Exercise prompt
Write out the records that appear below, verbatim and complete, but without pictures.
******************************
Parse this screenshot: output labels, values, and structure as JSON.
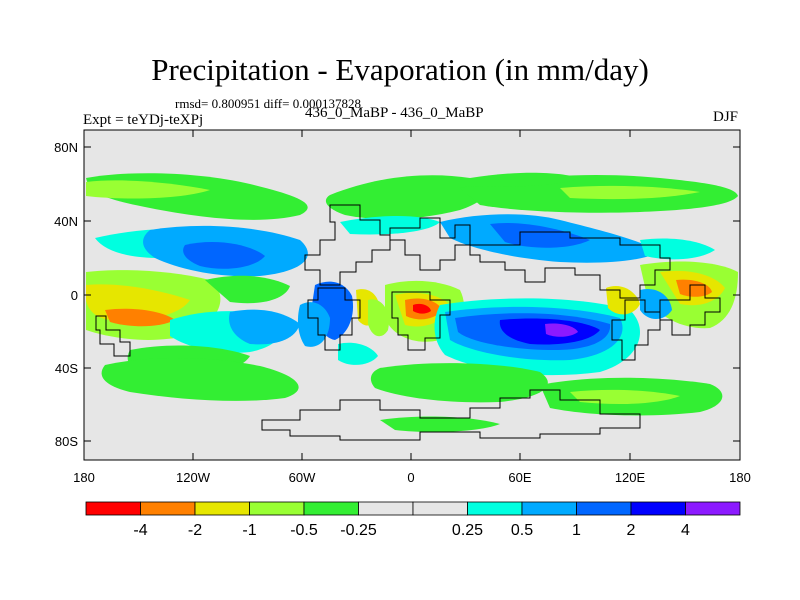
{
  "title": "Precipitation - Evaporation (in mm/day)",
  "stats": "rmsd= 0.800951 diff= 0.000137828",
  "expt": "Expt = teYDj-teXPj",
  "center_label": "436_0_MaBP - 436_0_MaBP",
  "season": "DJF",
  "axes": {
    "lat_ticks": [
      "80N",
      "40N",
      "0",
      "40S",
      "80S"
    ],
    "lon_ticks": [
      "180",
      "120W",
      "60W",
      "0",
      "60E",
      "120E",
      "180"
    ]
  },
  "colorbar": {
    "colors": [
      "#ff0000",
      "#ff8000",
      "#e6e600",
      "#99ff33",
      "#33ee33",
      "#e6e6e6",
      "#e6e6e6",
      "#00ffe0",
      "#00aaff",
      "#0066ff",
      "#0000ff",
      "#8c1aff"
    ],
    "labels": [
      "-4",
      "-2",
      "-1",
      "-0.5",
      "-0.25",
      "0.25",
      "0.5",
      "1",
      "2",
      "4"
    ]
  },
  "colors": {
    "land_bg": "#e6e6e6",
    "coast": "#000000"
  }
}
******************************
Task answer
Parse this screenshot: output labels, values, and structure as JSON.
{
  "title": "Precipitation - Evaporation (in mm/day)",
  "stats": "rmsd= 0.800951 diff= 0.000137828",
  "expt": "Expt = teYDj-teXPj",
  "center_label": "436_0_MaBP - 436_0_MaBP",
  "season": "DJF",
  "axes": {
    "lat_ticks": [
      "80N",
      "40N",
      "0",
      "40S",
      "80S"
    ],
    "lon_ticks": [
      "180",
      "120W",
      "60W",
      "0",
      "60E",
      "120E",
      "180"
    ]
  },
  "colorbar": {
    "colors": [
      "#ff0000",
      "#ff8000",
      "#e6e600",
      "#99ff33",
      "#33ee33",
      "#e6e6e6",
      "#e6e6e6",
      "#00ffe0",
      "#00aaff",
      "#0066ff",
      "#0000ff",
      "#8c1aff"
    ],
    "labels": [
      "-4",
      "-2",
      "-1",
      "-0.5",
      "-0.25",
      "0.25",
      "0.5",
      "1",
      "2",
      "4"
    ]
  },
  "colors": {
    "land_bg": "#e6e6e6",
    "coast": "#000000"
  }
}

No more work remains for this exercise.